▼▼▼

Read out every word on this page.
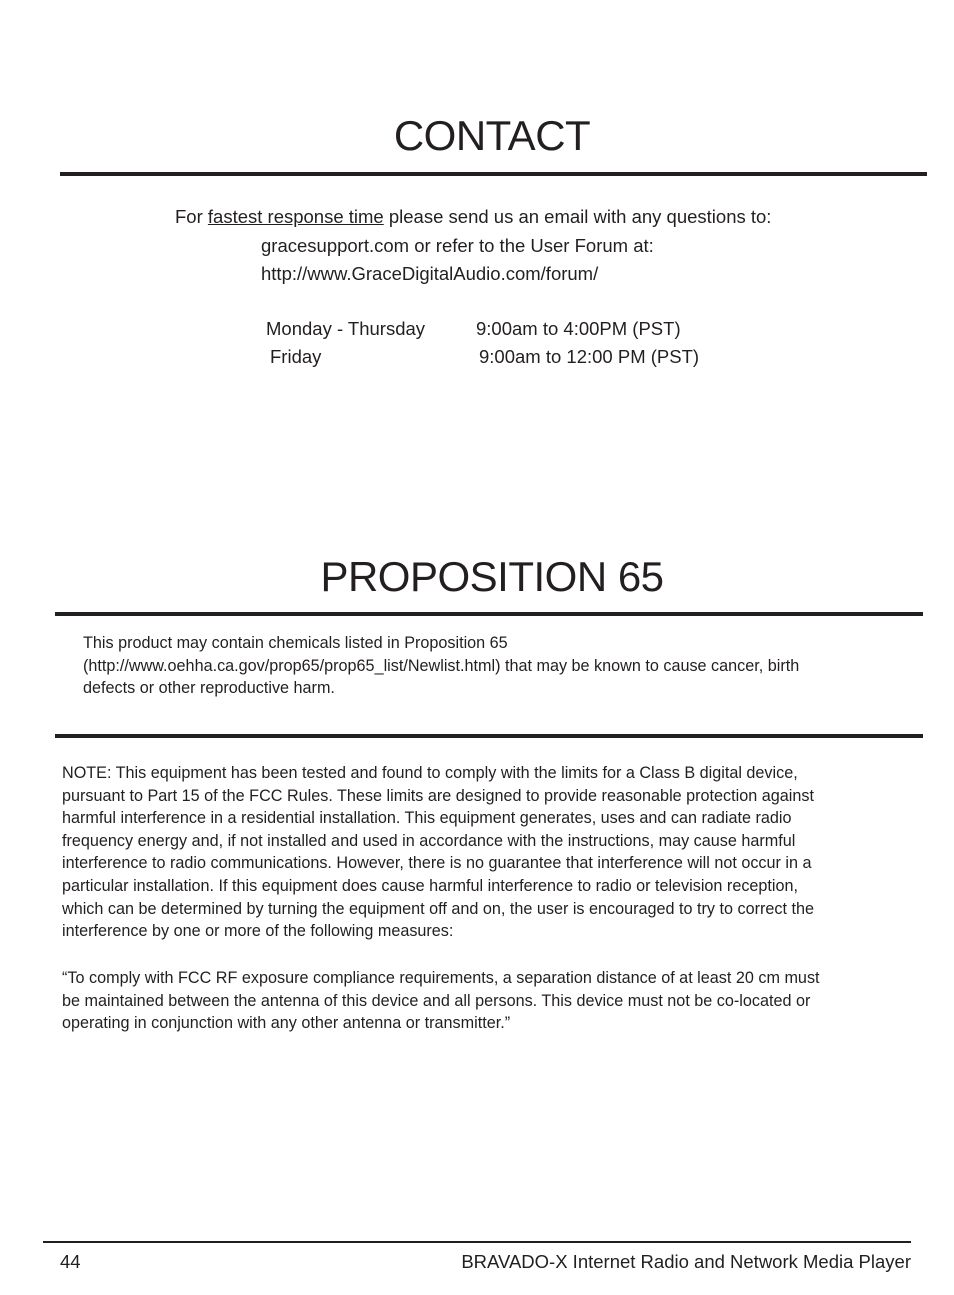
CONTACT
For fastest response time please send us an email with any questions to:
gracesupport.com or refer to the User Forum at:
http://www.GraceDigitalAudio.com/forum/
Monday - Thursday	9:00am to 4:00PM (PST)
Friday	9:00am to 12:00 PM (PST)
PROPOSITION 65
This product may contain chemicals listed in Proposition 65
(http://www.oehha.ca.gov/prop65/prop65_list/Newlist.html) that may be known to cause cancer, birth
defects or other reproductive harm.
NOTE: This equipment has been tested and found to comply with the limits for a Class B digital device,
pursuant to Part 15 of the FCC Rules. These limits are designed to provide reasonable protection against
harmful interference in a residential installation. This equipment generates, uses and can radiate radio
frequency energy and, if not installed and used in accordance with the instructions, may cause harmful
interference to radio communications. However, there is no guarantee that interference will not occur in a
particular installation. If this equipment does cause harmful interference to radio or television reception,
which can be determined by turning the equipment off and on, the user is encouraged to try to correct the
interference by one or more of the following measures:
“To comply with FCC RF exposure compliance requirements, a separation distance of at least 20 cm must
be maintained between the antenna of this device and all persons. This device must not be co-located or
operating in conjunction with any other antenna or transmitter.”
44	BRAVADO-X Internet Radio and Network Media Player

▲▲▲

- [Direction] Look through the listing above. Pick out each line with "comply" and copy it.

- [Written reply]
NOTE: This equipment has been tested and found to comply with the limits for a Class B digital device,
“To comply with FCC RF exposure compliance requirements, a separation distance of at least 20 cm must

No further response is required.